*Brief*
Reproduce every entry exactly.

*The input*
__________
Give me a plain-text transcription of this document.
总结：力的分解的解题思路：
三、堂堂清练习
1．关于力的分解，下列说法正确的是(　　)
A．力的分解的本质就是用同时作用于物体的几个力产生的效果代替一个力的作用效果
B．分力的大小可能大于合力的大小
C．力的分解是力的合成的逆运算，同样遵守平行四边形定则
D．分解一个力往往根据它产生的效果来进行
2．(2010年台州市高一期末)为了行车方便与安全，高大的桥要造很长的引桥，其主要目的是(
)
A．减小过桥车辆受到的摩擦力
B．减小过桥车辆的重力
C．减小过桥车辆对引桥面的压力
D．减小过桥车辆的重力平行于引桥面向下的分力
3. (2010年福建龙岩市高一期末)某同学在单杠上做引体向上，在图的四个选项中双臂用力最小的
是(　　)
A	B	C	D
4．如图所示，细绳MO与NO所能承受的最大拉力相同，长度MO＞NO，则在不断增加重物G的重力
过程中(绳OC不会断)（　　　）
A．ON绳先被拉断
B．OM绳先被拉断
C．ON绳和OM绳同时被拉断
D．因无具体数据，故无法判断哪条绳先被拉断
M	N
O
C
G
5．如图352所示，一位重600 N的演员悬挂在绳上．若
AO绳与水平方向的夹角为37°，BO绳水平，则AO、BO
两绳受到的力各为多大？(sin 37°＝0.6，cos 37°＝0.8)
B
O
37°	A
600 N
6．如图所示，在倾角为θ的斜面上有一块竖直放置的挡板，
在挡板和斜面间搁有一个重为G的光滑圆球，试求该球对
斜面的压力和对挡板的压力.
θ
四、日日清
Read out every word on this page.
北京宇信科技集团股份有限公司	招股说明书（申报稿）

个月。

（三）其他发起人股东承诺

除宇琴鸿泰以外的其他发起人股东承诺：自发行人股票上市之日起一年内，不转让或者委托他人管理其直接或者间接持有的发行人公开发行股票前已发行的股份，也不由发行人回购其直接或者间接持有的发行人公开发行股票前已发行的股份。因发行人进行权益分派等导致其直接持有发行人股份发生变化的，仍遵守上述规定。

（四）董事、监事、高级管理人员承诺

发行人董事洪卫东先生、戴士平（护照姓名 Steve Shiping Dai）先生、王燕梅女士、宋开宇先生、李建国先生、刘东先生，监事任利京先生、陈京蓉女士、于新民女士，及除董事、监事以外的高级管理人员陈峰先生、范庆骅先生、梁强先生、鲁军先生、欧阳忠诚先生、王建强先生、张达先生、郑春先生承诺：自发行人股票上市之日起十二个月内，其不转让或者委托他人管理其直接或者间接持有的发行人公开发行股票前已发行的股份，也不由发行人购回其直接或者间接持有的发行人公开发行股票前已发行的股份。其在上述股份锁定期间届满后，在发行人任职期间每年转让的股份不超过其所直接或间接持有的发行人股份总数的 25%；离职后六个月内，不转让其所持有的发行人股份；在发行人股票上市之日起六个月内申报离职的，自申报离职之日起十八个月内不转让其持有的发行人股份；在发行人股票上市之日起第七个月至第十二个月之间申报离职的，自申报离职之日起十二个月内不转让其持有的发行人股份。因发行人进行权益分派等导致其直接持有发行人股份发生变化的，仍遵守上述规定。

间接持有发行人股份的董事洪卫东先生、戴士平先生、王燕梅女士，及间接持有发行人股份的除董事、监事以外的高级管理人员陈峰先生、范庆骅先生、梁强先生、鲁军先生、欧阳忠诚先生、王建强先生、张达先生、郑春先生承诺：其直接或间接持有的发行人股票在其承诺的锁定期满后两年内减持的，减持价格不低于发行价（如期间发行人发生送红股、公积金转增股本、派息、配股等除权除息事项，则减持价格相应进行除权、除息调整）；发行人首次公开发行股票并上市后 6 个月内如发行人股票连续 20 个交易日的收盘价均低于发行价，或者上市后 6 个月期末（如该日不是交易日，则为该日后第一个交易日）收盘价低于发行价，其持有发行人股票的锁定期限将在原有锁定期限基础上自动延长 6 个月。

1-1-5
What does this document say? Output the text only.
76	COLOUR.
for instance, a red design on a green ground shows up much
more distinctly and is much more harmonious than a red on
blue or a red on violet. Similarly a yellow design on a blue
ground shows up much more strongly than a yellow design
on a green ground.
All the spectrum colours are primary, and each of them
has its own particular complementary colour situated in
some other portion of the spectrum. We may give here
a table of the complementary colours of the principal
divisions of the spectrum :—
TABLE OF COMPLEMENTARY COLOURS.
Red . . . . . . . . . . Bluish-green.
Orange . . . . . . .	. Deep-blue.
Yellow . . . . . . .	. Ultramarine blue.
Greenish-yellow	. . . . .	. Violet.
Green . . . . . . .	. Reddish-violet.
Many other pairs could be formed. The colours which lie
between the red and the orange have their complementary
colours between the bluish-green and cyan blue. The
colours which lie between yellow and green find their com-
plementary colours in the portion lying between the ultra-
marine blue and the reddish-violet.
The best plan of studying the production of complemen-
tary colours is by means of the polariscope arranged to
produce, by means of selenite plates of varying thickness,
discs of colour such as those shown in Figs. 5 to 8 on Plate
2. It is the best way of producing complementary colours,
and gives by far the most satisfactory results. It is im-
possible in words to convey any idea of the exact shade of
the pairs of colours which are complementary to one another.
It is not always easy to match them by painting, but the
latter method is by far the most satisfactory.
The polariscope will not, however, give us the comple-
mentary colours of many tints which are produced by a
__________
*Result of this task*
Give me a plain-text transcription of this document.
总结：力的分解的解题思路：
三、堂堂清练习
1．关于力的分解，下列说法正确的是(　　)
A．力的分解的本质就是用同时作用于物体的几个力产生的效果代替一个力的作用效果
B．分力的大小可能大于合力的大小
C．力的分解是力的合成的逆运算，同样遵守平行四边形定则
D．分解一个力往往根据它产生的效果来进行
2．(2010年台州市高一期末)为了行车方便与安全，高大的桥要造很长的引桥，其主要目的是(
)
A．减小过桥车辆受到的摩擦力
B．减小过桥车辆的重力
C．减小过桥车辆对引桥面的压力
D．减小过桥车辆的重力平行于引桥面向下的分力
3. (2010年福建龙岩市高一期末)某同学在单杠上做引体向上，在图的四个选项中双臂用力最小的
是(　　)
A	B	C	D
4．如图所示，细绳MO与NO所能承受的最大拉力相同，长度MO＞NO，则在不断增加重物G的重力
过程中(绳OC不会断)（　　　）
A．ON绳先被拉断
B．OM绳先被拉断
C．ON绳和OM绳同时被拉断
D．因无具体数据，故无法判断哪条绳先被拉断
M	N
O
C
G
5．如图352所示，一位重600 N的演员悬挂在绳上．若
AO绳与水平方向的夹角为37°，BO绳水平，则AO、BO
两绳受到的力各为多大？(sin 37°＝0.6，cos 37°＝0.8)
B
O
37°	A
600 N
6．如图所示，在倾角为θ的斜面上有一块竖直放置的挡板，
在挡板和斜面间搁有一个重为G的光滑圆球，试求该球对
斜面的压力和对挡板的压力.
θ
四、日日清
Read out every word on this page.
北京宇信科技集团股份有限公司	招股说明书（申报稿）

个月。

（三）其他发起人股东承诺

除宇琴鸿泰以外的其他发起人股东承诺：自发行人股票上市之日起一年内，不转让或者委托他人管理其直接或者间接持有的发行人公开发行股票前已发行的股份，也不由发行人回购其直接或者间接持有的发行人公开发行股票前已发行的股份。因发行人进行权益分派等导致其直接持有发行人股份发生变化的，仍遵守上述规定。

（四）董事、监事、高级管理人员承诺

发行人董事洪卫东先生、戴士平（护照姓名 Steve Shiping Dai）先生、王燕梅女士、宋开宇先生、李建国先生、刘东先生，监事任利京先生、陈京蓉女士、于新民女士，及除董事、监事以外的高级管理人员陈峰先生、范庆骅先生、梁强先生、鲁军先生、欧阳忠诚先生、王建强先生、张达先生、郑春先生承诺：自发行人股票上市之日起十二个月内，其不转让或者委托他人管理其直接或者间接持有的发行人公开发行股票前已发行的股份，也不由发行人购回其直接或者间接持有的发行人公开发行股票前已发行的股份。其在上述股份锁定期间届满后，在发行人任职期间每年转让的股份不超过其所直接或间接持有的发行人股份总数的 25%；离职后六个月内，不转让其所持有的发行人股份；在发行人股票上市之日起六个月内申报离职的，自申报离职之日起十八个月内不转让其持有的发行人股份；在发行人股票上市之日起第七个月至第十二个月之间申报离职的，自申报离职之日起十二个月内不转让其持有的发行人股份。因发行人进行权益分派等导致其直接持有发行人股份发生变化的，仍遵守上述规定。

间接持有发行人股份的董事洪卫东先生、戴士平先生、王燕梅女士，及间接持有发行人股份的除董事、监事以外的高级管理人员陈峰先生、范庆骅先生、梁强先生、鲁军先生、欧阳忠诚先生、王建强先生、张达先生、郑春先生承诺：其直接或间接持有的发行人股票在其承诺的锁定期满后两年内减持的，减持价格不低于发行价（如期间发行人发生送红股、公积金转增股本、派息、配股等除权除息事项，则减持价格相应进行除权、除息调整）；发行人首次公开发行股票并上市后 6 个月内如发行人股票连续 20 个交易日的收盘价均低于发行价，或者上市后 6 个月期末（如该日不是交易日，则为该日后第一个交易日）收盘价低于发行价，其持有发行人股票的锁定期限将在原有锁定期限基础上自动延长 6 个月。

1-1-5
What does this document say? Output the text only.
76	COLOUR.
for instance, a red design on a green ground shows up much
more distinctly and is much more harmonious than a red on
blue or a red on violet. Similarly a yellow design on a blue
ground shows up much more strongly than a yellow design
on a green ground.
All the spectrum colours are primary, and each of them
has its own particular complementary colour situated in
some other portion of the spectrum. We may give here
a table of the complementary colours of the principal
divisions of the spectrum :—
TABLE OF COMPLEMENTARY COLOURS.
Red . . . . . . . . . . Bluish-green.
Orange . . . . . . .	. Deep-blue.
Yellow . . . . . . .	. Ultramarine blue.
Greenish-yellow	. . . . .	. Violet.
Green . . . . . . .	. Reddish-violet.
Many other pairs could be formed. The colours which lie
between the red and the orange have their complementary
colours between the bluish-green and cyan blue. The
colours which lie between yellow and green find their com-
plementary colours in the portion lying between the ultra-
marine blue and the reddish-violet.
The best plan of studying the production of complemen-
tary colours is by means of the polariscope arranged to
produce, by means of selenite plates of varying thickness,
discs of colour such as those shown in Figs. 5 to 8 on Plate
2. It is the best way of producing complementary colours,
and gives by far the most satisfactory results. It is im-
possible in words to convey any idea of the exact shade of
the pairs of colours which are complementary to one another.
It is not always easy to match them by painting, but the
latter method is by far the most satisfactory.
The polariscope will not, however, give us the comple-
mentary colours of many tints which are produced by a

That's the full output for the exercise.